» DIRECTIONS FOR THIS TASK
Below are some entries. Work out how many of their lines hold the word "password", and write that number alone.
— START OF DATA PROVIDED —
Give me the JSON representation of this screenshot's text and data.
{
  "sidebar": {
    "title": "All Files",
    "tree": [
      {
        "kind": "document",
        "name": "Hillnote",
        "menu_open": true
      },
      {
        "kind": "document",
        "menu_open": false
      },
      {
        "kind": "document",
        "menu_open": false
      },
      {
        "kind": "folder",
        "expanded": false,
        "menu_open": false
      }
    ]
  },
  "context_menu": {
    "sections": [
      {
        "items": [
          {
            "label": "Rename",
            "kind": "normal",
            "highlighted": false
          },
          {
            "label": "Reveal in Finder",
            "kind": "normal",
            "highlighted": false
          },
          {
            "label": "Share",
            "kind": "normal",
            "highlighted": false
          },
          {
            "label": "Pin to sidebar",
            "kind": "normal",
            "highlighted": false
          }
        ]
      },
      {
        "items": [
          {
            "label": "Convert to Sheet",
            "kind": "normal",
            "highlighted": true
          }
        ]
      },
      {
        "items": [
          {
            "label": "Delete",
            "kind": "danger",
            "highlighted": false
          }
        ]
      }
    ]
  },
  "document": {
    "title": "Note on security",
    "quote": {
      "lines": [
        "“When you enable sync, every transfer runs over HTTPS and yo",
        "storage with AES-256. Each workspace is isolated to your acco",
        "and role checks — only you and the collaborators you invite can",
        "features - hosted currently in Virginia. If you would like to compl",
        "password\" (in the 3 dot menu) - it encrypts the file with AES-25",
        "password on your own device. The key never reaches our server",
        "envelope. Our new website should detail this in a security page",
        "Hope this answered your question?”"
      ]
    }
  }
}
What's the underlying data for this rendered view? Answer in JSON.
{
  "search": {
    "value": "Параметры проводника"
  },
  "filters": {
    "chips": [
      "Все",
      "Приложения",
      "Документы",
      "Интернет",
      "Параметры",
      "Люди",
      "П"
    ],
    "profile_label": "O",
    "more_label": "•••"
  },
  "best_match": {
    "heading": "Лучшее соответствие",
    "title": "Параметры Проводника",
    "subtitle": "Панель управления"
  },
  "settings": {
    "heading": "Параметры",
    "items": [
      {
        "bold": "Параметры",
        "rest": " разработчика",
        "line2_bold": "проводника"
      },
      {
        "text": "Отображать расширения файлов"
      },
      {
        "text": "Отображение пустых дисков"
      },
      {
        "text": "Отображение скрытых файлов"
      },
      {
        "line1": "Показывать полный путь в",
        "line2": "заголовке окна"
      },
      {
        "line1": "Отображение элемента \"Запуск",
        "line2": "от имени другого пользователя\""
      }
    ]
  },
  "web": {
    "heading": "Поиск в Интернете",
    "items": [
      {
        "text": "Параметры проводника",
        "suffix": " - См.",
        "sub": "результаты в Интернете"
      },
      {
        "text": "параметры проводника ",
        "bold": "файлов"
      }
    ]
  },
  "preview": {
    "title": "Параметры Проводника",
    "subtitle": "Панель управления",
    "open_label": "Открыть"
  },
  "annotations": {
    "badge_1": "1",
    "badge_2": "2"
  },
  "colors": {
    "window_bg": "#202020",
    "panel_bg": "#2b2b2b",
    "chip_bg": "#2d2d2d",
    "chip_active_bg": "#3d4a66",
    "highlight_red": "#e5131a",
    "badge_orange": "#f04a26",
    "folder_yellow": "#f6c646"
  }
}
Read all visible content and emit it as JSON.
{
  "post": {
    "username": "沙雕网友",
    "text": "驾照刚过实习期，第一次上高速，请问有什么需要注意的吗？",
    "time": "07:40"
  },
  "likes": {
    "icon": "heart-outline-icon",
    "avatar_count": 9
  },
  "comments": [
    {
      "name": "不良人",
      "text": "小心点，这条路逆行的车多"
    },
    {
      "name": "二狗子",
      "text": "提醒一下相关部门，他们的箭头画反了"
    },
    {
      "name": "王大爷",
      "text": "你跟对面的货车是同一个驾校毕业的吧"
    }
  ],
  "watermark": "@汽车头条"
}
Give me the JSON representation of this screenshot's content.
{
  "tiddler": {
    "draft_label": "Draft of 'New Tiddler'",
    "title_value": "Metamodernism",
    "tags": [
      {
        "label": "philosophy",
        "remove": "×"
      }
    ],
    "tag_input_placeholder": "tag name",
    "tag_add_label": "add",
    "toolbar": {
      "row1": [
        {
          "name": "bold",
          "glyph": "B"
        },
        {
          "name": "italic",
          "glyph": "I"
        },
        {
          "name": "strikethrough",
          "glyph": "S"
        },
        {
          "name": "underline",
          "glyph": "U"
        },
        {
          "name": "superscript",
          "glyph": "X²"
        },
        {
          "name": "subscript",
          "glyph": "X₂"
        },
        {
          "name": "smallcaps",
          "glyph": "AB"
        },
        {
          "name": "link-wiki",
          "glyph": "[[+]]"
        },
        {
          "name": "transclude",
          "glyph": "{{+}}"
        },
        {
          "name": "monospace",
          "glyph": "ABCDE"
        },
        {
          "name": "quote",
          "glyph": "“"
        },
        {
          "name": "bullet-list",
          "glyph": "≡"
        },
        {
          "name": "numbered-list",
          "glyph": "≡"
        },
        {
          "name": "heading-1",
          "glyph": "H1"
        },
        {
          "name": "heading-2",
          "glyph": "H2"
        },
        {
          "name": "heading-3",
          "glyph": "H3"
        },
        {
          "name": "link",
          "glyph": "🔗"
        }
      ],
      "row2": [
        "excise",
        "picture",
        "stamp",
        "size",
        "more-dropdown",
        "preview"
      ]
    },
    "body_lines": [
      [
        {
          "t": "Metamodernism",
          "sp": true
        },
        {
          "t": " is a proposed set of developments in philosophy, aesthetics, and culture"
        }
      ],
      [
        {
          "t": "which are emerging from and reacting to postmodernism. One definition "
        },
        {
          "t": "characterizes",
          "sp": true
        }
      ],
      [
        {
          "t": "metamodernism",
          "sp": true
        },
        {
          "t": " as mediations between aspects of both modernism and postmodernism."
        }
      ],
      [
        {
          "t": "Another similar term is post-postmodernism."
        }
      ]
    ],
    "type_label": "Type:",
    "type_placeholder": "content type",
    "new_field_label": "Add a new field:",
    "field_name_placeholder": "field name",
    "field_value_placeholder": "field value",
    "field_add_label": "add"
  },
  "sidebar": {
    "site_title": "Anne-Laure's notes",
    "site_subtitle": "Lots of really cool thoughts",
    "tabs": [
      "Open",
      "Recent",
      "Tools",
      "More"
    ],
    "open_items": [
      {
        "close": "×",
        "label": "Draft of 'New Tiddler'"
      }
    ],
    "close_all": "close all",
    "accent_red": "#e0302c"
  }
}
— END OF DATA PROVIDED —
» RESULT
2